YOUR INSTRUCTIONS = Search the listing below for the word "with" and copy each line that holds it.

ENTRIES PROVIDED =
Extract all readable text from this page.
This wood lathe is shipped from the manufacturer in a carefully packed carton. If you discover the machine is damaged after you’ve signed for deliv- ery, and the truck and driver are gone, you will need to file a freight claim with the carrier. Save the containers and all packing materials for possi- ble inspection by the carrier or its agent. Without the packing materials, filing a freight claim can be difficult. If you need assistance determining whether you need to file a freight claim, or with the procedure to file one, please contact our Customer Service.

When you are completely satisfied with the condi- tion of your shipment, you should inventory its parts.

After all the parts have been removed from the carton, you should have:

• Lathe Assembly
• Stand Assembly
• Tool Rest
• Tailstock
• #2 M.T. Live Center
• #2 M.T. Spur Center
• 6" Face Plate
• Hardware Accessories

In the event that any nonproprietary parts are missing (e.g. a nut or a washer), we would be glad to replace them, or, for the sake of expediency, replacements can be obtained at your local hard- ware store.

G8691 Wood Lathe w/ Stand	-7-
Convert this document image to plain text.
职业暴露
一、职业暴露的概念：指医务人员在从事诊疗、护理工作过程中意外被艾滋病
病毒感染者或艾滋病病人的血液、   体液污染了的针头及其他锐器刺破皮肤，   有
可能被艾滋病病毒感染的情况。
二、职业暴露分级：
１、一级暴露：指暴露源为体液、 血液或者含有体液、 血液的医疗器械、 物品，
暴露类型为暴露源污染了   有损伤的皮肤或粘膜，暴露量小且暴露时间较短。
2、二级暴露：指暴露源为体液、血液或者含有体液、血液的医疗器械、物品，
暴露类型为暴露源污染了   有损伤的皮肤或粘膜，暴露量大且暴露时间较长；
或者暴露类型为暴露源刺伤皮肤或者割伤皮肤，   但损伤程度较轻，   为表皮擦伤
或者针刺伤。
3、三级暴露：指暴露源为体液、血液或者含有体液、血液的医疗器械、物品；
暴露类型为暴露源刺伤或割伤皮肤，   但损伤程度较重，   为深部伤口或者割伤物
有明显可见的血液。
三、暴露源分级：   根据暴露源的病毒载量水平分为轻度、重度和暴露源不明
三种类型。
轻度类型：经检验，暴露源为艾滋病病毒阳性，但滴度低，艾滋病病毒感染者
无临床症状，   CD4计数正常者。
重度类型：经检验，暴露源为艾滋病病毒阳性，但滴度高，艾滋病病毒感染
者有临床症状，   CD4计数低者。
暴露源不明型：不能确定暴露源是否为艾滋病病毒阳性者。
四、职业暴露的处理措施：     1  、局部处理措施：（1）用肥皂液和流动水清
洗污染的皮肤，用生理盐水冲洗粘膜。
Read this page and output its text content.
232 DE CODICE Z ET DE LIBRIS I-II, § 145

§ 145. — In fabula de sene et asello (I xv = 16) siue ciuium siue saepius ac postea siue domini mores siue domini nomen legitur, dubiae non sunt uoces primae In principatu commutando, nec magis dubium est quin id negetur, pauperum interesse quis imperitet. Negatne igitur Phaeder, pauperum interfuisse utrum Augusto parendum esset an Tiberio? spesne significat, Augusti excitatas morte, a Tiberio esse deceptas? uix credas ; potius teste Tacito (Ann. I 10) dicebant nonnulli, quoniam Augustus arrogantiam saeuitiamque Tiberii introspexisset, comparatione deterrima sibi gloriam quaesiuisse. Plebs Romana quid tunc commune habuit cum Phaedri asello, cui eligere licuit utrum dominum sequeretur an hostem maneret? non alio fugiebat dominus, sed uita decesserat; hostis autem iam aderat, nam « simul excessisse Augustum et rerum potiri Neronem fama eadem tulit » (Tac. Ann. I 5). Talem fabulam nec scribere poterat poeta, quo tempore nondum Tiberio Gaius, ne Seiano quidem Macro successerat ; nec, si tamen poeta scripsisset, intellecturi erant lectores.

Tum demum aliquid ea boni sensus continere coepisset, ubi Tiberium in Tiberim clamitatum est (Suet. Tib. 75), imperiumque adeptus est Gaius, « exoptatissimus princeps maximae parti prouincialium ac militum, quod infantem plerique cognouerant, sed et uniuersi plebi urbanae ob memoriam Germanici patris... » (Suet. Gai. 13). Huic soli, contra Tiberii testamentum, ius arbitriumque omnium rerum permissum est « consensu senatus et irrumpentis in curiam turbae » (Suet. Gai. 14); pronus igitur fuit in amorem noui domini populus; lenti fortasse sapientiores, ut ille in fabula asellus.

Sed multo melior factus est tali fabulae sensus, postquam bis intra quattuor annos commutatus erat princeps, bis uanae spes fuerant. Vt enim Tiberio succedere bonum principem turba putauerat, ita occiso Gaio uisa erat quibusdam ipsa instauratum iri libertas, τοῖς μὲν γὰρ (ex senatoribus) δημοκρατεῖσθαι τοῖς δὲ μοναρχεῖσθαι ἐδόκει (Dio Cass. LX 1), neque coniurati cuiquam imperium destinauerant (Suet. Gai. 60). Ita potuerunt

RESULT OF THE TASK =
This wood lathe is shipped from the manufacturer in a carefully packed carton. If you discover the machine is damaged after you’ve signed for deliv- ery, and the truck and driver are gone, you will need to file a freight claim with the carrier. Save the containers and all packing materials for possi- ble inspection by the carrier or its agent. Without the packing materials, filing a freight claim can be difficult. If you need assistance determining whether you need to file a freight claim, or with the procedure to file one, please contact our Customer Service.
When you are completely satisfied with the condi- tion of your shipment, you should inventory its parts.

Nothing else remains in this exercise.